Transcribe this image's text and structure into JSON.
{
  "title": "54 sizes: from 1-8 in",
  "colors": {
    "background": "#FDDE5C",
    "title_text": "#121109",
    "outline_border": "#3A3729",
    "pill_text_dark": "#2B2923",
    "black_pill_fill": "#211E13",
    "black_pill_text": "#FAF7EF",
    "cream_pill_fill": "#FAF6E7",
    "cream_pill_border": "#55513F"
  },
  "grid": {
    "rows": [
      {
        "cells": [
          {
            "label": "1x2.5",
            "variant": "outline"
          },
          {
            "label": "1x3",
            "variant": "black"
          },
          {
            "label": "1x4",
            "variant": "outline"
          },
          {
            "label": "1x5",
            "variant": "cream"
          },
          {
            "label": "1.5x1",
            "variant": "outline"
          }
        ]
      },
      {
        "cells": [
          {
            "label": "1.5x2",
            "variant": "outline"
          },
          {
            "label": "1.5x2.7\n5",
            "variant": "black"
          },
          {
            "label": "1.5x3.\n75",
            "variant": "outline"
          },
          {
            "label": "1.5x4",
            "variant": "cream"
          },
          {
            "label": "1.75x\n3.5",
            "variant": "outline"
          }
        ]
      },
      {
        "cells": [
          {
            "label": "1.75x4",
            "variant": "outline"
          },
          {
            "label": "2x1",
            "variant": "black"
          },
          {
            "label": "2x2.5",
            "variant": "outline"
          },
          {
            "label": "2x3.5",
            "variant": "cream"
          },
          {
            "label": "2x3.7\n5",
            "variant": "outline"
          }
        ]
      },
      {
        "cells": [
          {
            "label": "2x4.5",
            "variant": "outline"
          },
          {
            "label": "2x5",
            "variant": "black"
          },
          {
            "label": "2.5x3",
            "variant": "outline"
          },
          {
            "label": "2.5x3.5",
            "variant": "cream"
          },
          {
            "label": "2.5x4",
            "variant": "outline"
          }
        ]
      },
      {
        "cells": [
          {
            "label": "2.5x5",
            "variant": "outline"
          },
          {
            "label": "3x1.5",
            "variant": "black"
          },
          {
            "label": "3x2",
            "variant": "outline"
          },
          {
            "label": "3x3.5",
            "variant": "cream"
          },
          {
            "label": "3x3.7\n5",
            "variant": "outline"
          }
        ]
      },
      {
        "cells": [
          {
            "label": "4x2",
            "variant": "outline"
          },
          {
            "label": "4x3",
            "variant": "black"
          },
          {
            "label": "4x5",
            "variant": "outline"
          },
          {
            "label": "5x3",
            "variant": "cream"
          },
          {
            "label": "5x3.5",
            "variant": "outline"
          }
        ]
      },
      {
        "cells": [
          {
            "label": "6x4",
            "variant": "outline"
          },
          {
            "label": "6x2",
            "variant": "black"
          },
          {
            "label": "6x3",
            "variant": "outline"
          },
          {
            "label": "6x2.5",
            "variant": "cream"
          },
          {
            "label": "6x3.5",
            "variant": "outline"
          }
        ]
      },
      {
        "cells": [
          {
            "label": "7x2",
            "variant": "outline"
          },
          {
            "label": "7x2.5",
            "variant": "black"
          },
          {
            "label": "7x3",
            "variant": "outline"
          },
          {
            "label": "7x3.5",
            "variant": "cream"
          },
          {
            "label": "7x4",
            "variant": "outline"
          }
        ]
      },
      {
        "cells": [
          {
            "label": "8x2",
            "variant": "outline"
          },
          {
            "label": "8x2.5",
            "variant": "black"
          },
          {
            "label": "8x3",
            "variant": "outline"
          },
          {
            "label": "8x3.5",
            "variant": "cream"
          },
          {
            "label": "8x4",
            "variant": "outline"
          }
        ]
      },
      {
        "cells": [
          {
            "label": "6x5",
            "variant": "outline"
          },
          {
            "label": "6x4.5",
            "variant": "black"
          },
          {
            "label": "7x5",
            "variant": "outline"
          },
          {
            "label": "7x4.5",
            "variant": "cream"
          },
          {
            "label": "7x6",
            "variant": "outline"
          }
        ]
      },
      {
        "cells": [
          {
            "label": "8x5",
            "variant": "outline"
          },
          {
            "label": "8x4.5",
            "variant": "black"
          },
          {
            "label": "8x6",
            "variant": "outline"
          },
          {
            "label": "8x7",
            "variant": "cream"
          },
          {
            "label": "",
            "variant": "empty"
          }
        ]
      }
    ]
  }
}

--

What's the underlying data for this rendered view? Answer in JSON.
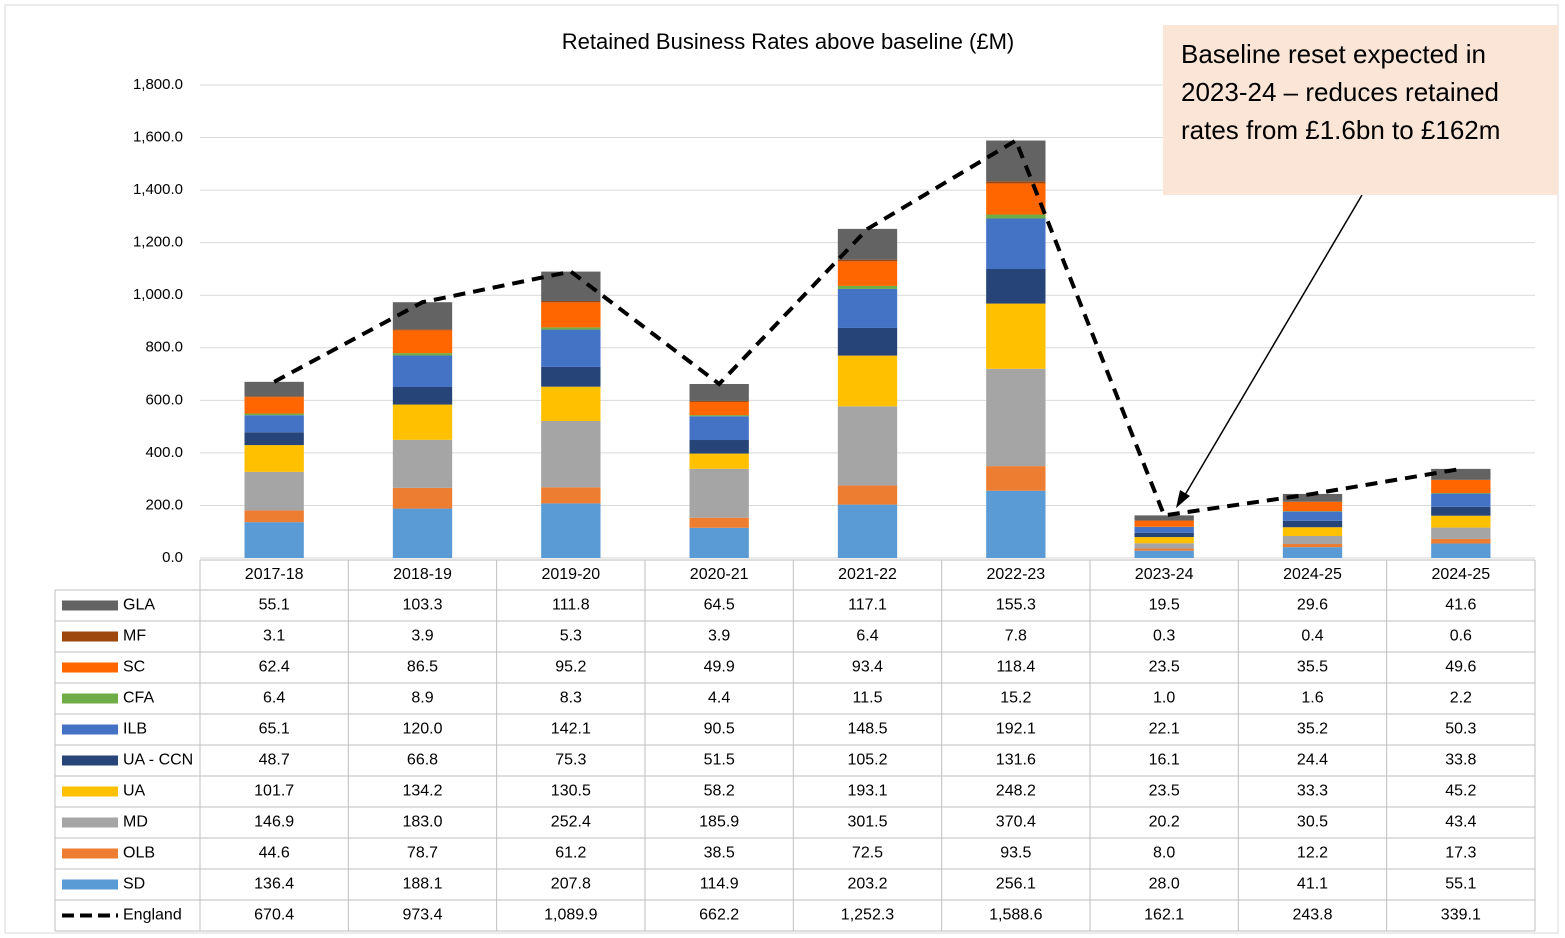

--

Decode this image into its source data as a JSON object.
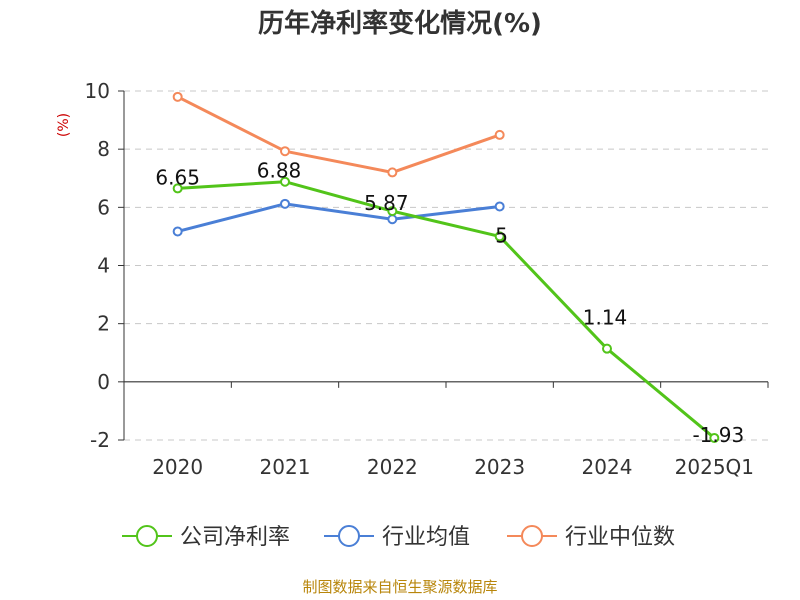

> [WORK INSTRUCTIONS]
Using the records given above, list every line that includes the word "data".

> [ANSWER TO THE TASK]
What's the underlying data for this rendered view? Answer in JSON.
Decode this image into its source data as a JSON object.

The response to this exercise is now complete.